• **Exercise details**: Copy the records below verbatim, leaving out the pictures.

• **Provided material**:
━━━━━━━━━━━━━━━━━━━━
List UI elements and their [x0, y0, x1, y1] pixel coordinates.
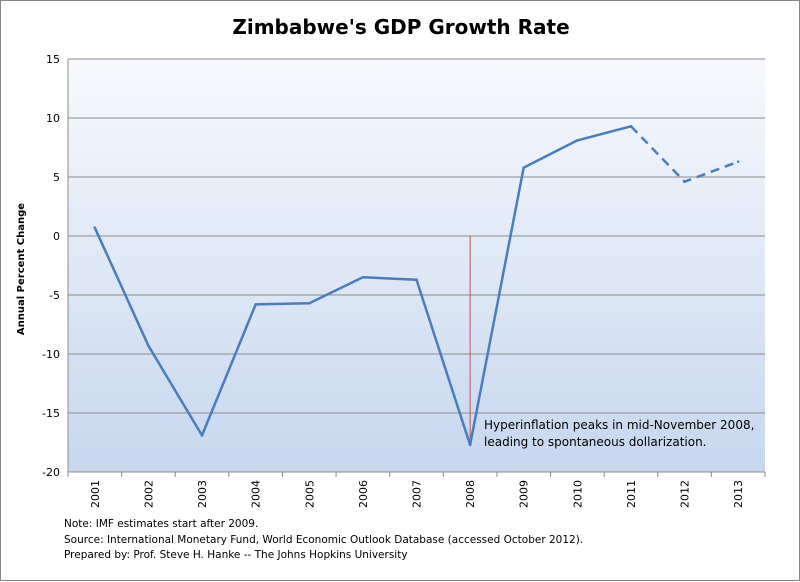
gdp-series [93, 124, 740, 447]
y-tick-labels: 15 10 5 0 -5 -10 -15 -20 [42, 53, 60, 479]
y-tick-label: -15 [42, 407, 60, 420]
data-point [468, 443, 472, 447]
chart-title: Zimbabwe's GDP Growth Rate [232, 15, 570, 39]
y-tick-label: 10 [46, 112, 60, 125]
x-tick-label: 2012 [679, 480, 692, 508]
data-point [683, 180, 686, 184]
data-point [200, 434, 204, 437]
data-point [576, 139, 579, 142]
y-tick-label: -10 [42, 348, 60, 361]
y-tick-label: 0 [53, 230, 60, 243]
data-point [736, 160, 740, 163]
x-tick-label: 2004 [250, 480, 263, 508]
data-point [147, 344, 150, 348]
y-tick-label: 5 [53, 171, 60, 184]
x-tick-label: 2003 [196, 480, 209, 508]
x-tick-label: 2007 [411, 480, 424, 508]
data-point [415, 278, 418, 281]
x-tick-label: 2006 [357, 480, 370, 508]
x-tick-label: 2011 [625, 480, 638, 508]
y-tick-label: 15 [46, 53, 60, 66]
footnotes: Note: IMF estimates start after 2009. So… [64, 517, 583, 564]
x-tick-label: 2001 [89, 480, 102, 508]
annotation-line-1: Hyperinflation peaks in mid-November 200… [484, 418, 754, 432]
y-tick-label: -5 [49, 289, 60, 302]
data-point [522, 166, 526, 169]
x-tick-label: 2002 [142, 480, 155, 508]
x-tick-label: 2010 [571, 480, 584, 508]
annotation-line-2: leading to spontaneous dollarization. [484, 435, 707, 449]
note-estimates: Note: IMF estimates start after 2009. [64, 518, 259, 530]
x-tick-labels: 2001 2002 2003 2004 2005 2006 2007 2008 2009 2010… [67, 472, 766, 508]
x-tick-label: 2005 [303, 480, 316, 508]
note-source: Source: International Monetary Fund, Wor… [64, 533, 584, 546]
x-tick-label: 2009 [518, 480, 531, 508]
data-point [93, 226, 97, 230]
data-point [361, 276, 365, 279]
x-tick-label: 2013 [732, 480, 745, 508]
y-tick-label: -20 [42, 466, 60, 479]
data-point [307, 301, 311, 305]
data-point [629, 124, 633, 128]
note-prepared-by: Prepared by: Prof. Steve H. Hanke -- The… [64, 549, 408, 561]
x-tick-label: 2008 [464, 480, 477, 508]
data-point [254, 303, 257, 306]
plot-area [68, 59, 765, 472]
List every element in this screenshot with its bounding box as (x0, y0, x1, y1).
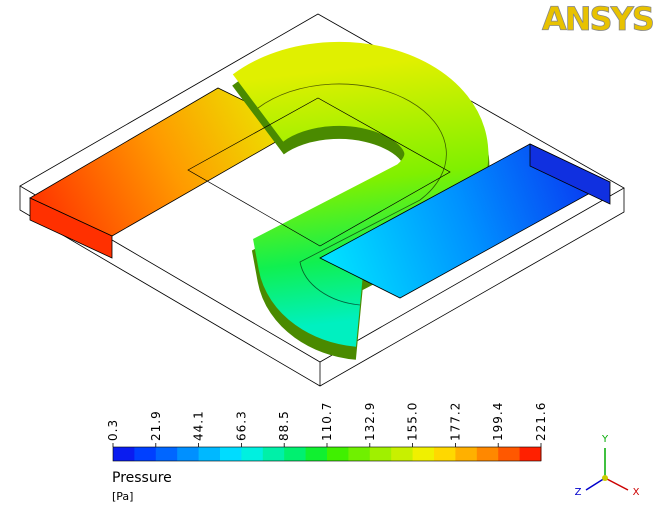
tick-label: 44.1 (192, 410, 206, 441)
color-band (391, 447, 414, 461)
tick-label: 21.9 (149, 410, 163, 441)
color-band (134, 447, 157, 461)
color-band (434, 447, 456, 461)
tick-label: 66.3 (234, 410, 248, 441)
triad-x-label: X (633, 487, 640, 498)
color-band (177, 447, 200, 461)
tick-label: 0.3 (106, 419, 120, 441)
tick-label: 110.7 (320, 402, 334, 441)
tick-label: 199.4 (491, 402, 505, 441)
legend-title: Pressure (112, 470, 172, 486)
tick-label: 88.5 (277, 410, 291, 441)
triad-origin (602, 475, 608, 481)
color-band (348, 447, 371, 461)
right-outlet (529, 143, 611, 205)
color-band (519, 447, 542, 461)
color-band (369, 447, 392, 461)
s-bend-line (257, 83, 447, 306)
model (19, 13, 625, 387)
legend-unit: [Pa] (112, 490, 133, 503)
color-band (198, 447, 221, 461)
triad-z (585, 477, 606, 491)
color-band (476, 447, 499, 461)
color-band (327, 447, 349, 461)
color-band (498, 447, 521, 461)
color-band (305, 447, 328, 461)
logo-text: ANSYS (542, 0, 653, 38)
tick-label: 155.0 (406, 402, 420, 441)
color-band (455, 447, 478, 461)
color-band (220, 447, 242, 461)
triad-y-label: Y (601, 434, 609, 445)
color-band (241, 447, 264, 461)
color-band (155, 447, 178, 461)
color-band (284, 447, 307, 461)
inner-box (187, 97, 451, 247)
tick-label: 221.6 (534, 402, 548, 441)
logo: ANSYS (542, 0, 656, 38)
color-band (412, 447, 435, 461)
tick-label: 177.2 (448, 402, 462, 441)
color-band (113, 447, 135, 461)
triad-z-label: Z (575, 487, 582, 498)
left-inlet (29, 197, 113, 259)
color-legend: 0.3 21.9 44.1 66.3 88.5 110.7 132.9 155.0 177.2 1… (106, 402, 548, 462)
axis-triad: Y X Z (575, 434, 640, 498)
color-band (262, 447, 285, 461)
tick-label: 132.9 (363, 402, 377, 441)
triad-x (604, 477, 629, 491)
━━━━━━━━━━━━━━━━━━━━
• **Final result**:
List UI elements and their [x0, y0, x1, y1] pixel coordinates.
gdp-series [93, 124, 740, 447]
y-tick-labels: 15 10 5 0 -5 -10 -15 -20 [42, 53, 60, 479]
y-tick-label: -15 [42, 407, 60, 420]
data-point [468, 443, 472, 447]
chart-title: Zimbabwe's GDP Growth Rate [232, 15, 570, 39]
y-tick-label: 10 [46, 112, 60, 125]
x-tick-label: 2012 [679, 480, 692, 508]
data-point [683, 180, 686, 184]
data-point [200, 434, 204, 437]
data-point [576, 139, 579, 142]
y-tick-label: -10 [42, 348, 60, 361]
y-tick-label: 0 [53, 230, 60, 243]
data-point [736, 160, 740, 163]
x-tick-label: 2004 [250, 480, 263, 508]
data-point [147, 344, 150, 348]
y-tick-label: 5 [53, 171, 60, 184]
x-tick-label: 2003 [196, 480, 209, 508]
x-tick-label: 2007 [411, 480, 424, 508]
data-point [415, 278, 418, 281]
x-tick-label: 2006 [357, 480, 370, 508]
x-tick-label: 2011 [625, 480, 638, 508]
y-tick-label: 15 [46, 53, 60, 66]
footnotes: Note: IMF estimates start after 2009. So… [64, 517, 583, 564]
x-tick-label: 2001 [89, 480, 102, 508]
annotation-line-1: Hyperinflation peaks in mid-November 200… [484, 418, 754, 432]
y-tick-label: -5 [49, 289, 60, 302]
data-point [522, 166, 526, 169]
x-tick-label: 2002 [142, 480, 155, 508]
x-tick-label: 2010 [571, 480, 584, 508]
annotation-line-2: leading to spontaneous dollarization. [484, 435, 707, 449]
note-estimates: Note: IMF estimates start after 2009. [64, 518, 259, 530]
x-tick-labels: 2001 2002 2003 2004 2005 2006 2007 2008 2009 2010… [67, 472, 766, 508]
x-tick-label: 2005 [303, 480, 316, 508]
note-source: Source: International Monetary Fund, Wor… [64, 533, 584, 546]
x-tick-label: 2009 [518, 480, 531, 508]
data-point [93, 226, 97, 230]
data-point [361, 276, 365, 279]
x-tick-label: 2013 [732, 480, 745, 508]
y-tick-label: -20 [42, 466, 60, 479]
data-point [307, 301, 311, 305]
data-point [629, 124, 633, 128]
note-prepared-by: Prepared by: Prof. Steve H. Hanke -- The… [64, 549, 408, 561]
x-tick-label: 2008 [464, 480, 477, 508]
data-point [254, 303, 257, 306]
plot-area [68, 59, 765, 472]
List every element in this screenshot with its bounding box as (x0, y0, x1, y1).
tick-label: 44.1 (192, 410, 206, 441)
color-band (391, 447, 414, 461)
tick-label: 21.9 (149, 410, 163, 441)
color-band (134, 447, 157, 461)
color-band (434, 447, 456, 461)
tick-label: 66.3 (234, 410, 248, 441)
triad-x-label: X (633, 487, 640, 498)
color-band (177, 447, 200, 461)
tick-label: 0.3 (106, 419, 120, 441)
tick-label: 110.7 (320, 402, 334, 441)
tick-label: 199.4 (491, 402, 505, 441)
legend-title: Pressure (112, 470, 172, 486)
tick-label: 88.5 (277, 410, 291, 441)
triad-origin (602, 475, 608, 481)
color-band (348, 447, 371, 461)
right-outlet (529, 143, 611, 205)
color-band (519, 447, 542, 461)
color-band (369, 447, 392, 461)
s-bend-line (257, 83, 447, 306)
model (19, 13, 625, 387)
legend-unit: [Pa] (112, 490, 133, 503)
color-band (198, 447, 221, 461)
triad-z (585, 477, 606, 491)
color-band (476, 447, 499, 461)
color-band (327, 447, 349, 461)
color-band (498, 447, 521, 461)
color-band (305, 447, 328, 461)
logo-text: ANSYS (542, 0, 653, 38)
tick-label: 155.0 (406, 402, 420, 441)
color-band (455, 447, 478, 461)
color-band (220, 447, 242, 461)
triad-y-label: Y (601, 434, 609, 445)
color-band (241, 447, 264, 461)
color-band (155, 447, 178, 461)
color-band (284, 447, 307, 461)
inner-box (187, 97, 451, 247)
tick-label: 221.6 (534, 402, 548, 441)
logo: ANSYS (542, 0, 656, 38)
color-band (412, 447, 435, 461)
tick-label: 177.2 (448, 402, 462, 441)
color-band (113, 447, 135, 461)
triad-z-label: Z (575, 487, 582, 498)
left-inlet (29, 197, 113, 259)
color-legend: 0.3 21.9 44.1 66.3 88.5 110.7 132.9 155.0 177.2 1… (106, 402, 548, 462)
axis-triad: Y X Z (575, 434, 640, 498)
color-band (262, 447, 285, 461)
tick-label: 132.9 (363, 402, 377, 441)
triad-x (604, 477, 629, 491)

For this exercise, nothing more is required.